▶ [BRIEF]: The records beneath should be restated word for word.

Data records:
--- START ---

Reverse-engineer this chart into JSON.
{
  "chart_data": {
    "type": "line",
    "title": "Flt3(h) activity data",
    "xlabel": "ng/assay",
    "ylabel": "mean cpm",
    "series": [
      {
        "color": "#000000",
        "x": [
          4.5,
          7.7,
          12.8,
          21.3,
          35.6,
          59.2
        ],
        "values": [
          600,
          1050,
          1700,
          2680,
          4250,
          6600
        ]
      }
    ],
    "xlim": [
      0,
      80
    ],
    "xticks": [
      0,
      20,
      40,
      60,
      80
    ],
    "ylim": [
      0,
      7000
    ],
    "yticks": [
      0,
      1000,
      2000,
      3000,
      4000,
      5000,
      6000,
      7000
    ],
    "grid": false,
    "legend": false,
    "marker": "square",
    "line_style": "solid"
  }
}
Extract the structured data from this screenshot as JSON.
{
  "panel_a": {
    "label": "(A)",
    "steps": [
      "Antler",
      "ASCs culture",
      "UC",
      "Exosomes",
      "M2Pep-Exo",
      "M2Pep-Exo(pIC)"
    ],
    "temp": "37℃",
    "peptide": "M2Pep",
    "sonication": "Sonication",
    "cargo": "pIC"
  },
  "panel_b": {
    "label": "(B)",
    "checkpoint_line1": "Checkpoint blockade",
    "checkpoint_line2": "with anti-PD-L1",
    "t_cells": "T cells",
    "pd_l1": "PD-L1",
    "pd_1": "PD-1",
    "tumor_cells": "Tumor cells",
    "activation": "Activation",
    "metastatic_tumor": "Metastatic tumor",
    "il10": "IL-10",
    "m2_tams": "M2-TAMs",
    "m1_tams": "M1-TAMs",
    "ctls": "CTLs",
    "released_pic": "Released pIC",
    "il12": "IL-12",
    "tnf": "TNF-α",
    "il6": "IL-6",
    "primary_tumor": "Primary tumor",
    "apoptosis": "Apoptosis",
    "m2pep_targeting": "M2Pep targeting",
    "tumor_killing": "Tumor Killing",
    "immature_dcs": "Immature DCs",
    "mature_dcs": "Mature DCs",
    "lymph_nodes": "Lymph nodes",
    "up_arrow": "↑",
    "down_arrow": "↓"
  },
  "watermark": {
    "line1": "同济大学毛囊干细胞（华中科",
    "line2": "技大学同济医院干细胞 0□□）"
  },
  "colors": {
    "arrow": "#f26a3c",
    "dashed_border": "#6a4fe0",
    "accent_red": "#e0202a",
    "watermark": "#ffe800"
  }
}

--- END ---

▶ [RESULT OF THE TASK]:
Reverse-engineer this chart into JSON.
{
  "chart_data": {
    "type": "line",
    "title": "Flt3(h) activity data",
    "xlabel": "ng/assay",
    "ylabel": "mean cpm",
    "series": [
      {
        "color": "#000000",
        "x": [
          4.5,
          7.7,
          12.8,
          21.3,
          35.6,
          59.2
        ],
        "values": [
          600,
          1050,
          1700,
          2680,
          4250,
          6600
        ]
      }
    ],
    "xlim": [
      0,
      80
    ],
    "xticks": [
      0,
      20,
      40,
      60,
      80
    ],
    "ylim": [
      0,
      7000
    ],
    "yticks": [
      0,
      1000,
      2000,
      3000,
      4000,
      5000,
      6000,
      7000
    ],
    "grid": false,
    "legend": false,
    "marker": "square",
    "line_style": "solid"
  }
}
Extract the structured data from this screenshot as JSON.
{
  "panel_a": {
    "label": "(A)",
    "steps": [
      "Antler",
      "ASCs culture",
      "UC",
      "Exosomes",
      "M2Pep-Exo",
      "M2Pep-Exo(pIC)"
    ],
    "temp": "37℃",
    "peptide": "M2Pep",
    "sonication": "Sonication",
    "cargo": "pIC"
  },
  "panel_b": {
    "label": "(B)",
    "checkpoint_line1": "Checkpoint blockade",
    "checkpoint_line2": "with anti-PD-L1",
    "t_cells": "T cells",
    "pd_l1": "PD-L1",
    "pd_1": "PD-1",
    "tumor_cells": "Tumor cells",
    "activation": "Activation",
    "metastatic_tumor": "Metastatic tumor",
    "il10": "IL-10",
    "m2_tams": "M2-TAMs",
    "m1_tams": "M1-TAMs",
    "ctls": "CTLs",
    "released_pic": "Released pIC",
    "il12": "IL-12",
    "tnf": "TNF-α",
    "il6": "IL-6",
    "primary_tumor": "Primary tumor",
    "apoptosis": "Apoptosis",
    "m2pep_targeting": "M2Pep targeting",
    "tumor_killing": "Tumor Killing",
    "immature_dcs": "Immature DCs",
    "mature_dcs": "Mature DCs",
    "lymph_nodes": "Lymph nodes",
    "up_arrow": "↑",
    "down_arrow": "↓"
  },
  "watermark": {
    "line1": "同济大学毛囊干细胞（华中科",
    "line2": "技大学同济医院干细胞 0□□）"
  },
  "colors": {
    "arrow": "#f26a3c",
    "dashed_border": "#6a4fe0",
    "accent_red": "#e0202a",
    "watermark": "#ffe800"
  }
}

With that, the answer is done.